A run of records
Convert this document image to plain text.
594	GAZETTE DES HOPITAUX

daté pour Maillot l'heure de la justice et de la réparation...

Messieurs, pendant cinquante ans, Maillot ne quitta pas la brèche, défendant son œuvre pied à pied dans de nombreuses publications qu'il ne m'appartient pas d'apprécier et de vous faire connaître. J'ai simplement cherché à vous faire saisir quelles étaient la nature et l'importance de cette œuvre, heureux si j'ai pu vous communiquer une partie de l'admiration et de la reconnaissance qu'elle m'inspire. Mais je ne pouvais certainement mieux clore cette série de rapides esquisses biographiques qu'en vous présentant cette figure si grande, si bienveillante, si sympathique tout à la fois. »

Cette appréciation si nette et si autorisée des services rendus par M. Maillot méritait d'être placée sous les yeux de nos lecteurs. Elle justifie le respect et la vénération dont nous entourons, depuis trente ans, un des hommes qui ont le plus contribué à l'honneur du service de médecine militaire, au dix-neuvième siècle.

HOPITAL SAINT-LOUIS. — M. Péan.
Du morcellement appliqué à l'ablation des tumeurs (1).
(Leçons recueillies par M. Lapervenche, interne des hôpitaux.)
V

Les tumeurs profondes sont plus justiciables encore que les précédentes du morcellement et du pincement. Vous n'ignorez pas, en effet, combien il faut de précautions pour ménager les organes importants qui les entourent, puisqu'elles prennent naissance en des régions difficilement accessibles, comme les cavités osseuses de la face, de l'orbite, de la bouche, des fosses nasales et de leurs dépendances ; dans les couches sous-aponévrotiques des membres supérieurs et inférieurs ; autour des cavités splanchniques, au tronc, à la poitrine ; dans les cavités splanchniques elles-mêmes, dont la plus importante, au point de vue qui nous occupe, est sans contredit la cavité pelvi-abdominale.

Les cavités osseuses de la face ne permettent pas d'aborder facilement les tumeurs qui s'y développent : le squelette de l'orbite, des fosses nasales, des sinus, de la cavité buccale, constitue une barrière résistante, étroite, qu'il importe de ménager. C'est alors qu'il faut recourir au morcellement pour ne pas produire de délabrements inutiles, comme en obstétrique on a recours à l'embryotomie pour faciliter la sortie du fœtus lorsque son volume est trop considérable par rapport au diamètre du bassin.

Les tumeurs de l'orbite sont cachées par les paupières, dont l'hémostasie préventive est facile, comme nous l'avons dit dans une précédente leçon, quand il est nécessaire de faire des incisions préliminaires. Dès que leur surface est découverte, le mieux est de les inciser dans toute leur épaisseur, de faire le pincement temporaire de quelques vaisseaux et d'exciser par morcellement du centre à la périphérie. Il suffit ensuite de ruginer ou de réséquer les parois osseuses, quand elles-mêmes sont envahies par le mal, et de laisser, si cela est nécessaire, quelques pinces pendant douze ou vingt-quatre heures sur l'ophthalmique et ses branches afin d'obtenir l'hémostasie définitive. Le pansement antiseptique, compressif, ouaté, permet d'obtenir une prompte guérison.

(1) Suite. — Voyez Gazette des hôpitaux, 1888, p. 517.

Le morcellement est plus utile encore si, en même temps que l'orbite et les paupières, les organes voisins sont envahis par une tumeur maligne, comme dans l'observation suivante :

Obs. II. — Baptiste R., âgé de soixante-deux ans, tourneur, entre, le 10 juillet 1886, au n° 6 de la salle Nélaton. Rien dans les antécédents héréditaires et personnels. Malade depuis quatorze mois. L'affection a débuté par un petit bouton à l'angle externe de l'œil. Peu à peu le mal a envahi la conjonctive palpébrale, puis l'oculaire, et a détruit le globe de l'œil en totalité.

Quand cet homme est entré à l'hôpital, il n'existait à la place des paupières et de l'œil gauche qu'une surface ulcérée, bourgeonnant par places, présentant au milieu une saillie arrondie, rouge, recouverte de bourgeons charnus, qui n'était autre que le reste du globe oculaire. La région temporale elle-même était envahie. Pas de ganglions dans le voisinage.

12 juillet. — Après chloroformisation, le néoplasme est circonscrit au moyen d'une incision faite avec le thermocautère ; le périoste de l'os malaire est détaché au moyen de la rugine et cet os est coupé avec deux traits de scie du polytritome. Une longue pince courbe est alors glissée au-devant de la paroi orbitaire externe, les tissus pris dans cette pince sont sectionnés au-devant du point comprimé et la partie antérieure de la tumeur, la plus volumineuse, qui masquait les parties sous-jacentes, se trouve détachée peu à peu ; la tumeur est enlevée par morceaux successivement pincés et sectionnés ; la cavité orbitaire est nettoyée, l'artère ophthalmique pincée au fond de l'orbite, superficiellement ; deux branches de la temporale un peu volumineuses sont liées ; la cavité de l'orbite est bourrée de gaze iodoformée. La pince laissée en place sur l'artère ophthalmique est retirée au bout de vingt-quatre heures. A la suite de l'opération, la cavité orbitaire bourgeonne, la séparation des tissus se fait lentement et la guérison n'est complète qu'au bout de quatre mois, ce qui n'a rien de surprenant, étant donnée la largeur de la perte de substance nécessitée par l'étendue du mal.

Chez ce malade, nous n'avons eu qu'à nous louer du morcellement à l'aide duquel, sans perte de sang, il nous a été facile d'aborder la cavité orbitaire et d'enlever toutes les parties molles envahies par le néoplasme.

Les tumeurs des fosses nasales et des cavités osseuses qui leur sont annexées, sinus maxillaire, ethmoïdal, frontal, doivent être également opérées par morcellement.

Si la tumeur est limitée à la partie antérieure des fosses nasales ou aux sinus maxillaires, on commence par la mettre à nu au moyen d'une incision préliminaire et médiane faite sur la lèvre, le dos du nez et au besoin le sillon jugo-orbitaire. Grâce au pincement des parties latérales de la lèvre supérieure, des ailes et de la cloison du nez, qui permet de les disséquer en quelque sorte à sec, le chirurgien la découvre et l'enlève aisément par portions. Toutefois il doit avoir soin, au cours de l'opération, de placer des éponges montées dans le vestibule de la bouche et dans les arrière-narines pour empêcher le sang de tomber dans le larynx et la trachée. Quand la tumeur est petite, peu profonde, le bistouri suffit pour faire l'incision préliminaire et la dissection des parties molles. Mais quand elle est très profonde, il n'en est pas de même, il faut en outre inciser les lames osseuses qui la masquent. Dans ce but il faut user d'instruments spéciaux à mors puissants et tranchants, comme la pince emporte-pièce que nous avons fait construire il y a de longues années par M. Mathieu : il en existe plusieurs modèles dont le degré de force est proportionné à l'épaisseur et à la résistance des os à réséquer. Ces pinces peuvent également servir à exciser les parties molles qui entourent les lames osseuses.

> _Set problem_:
State how many lines of the data include the word "hôpitaux", with nothing else.

> _Task solution_:
2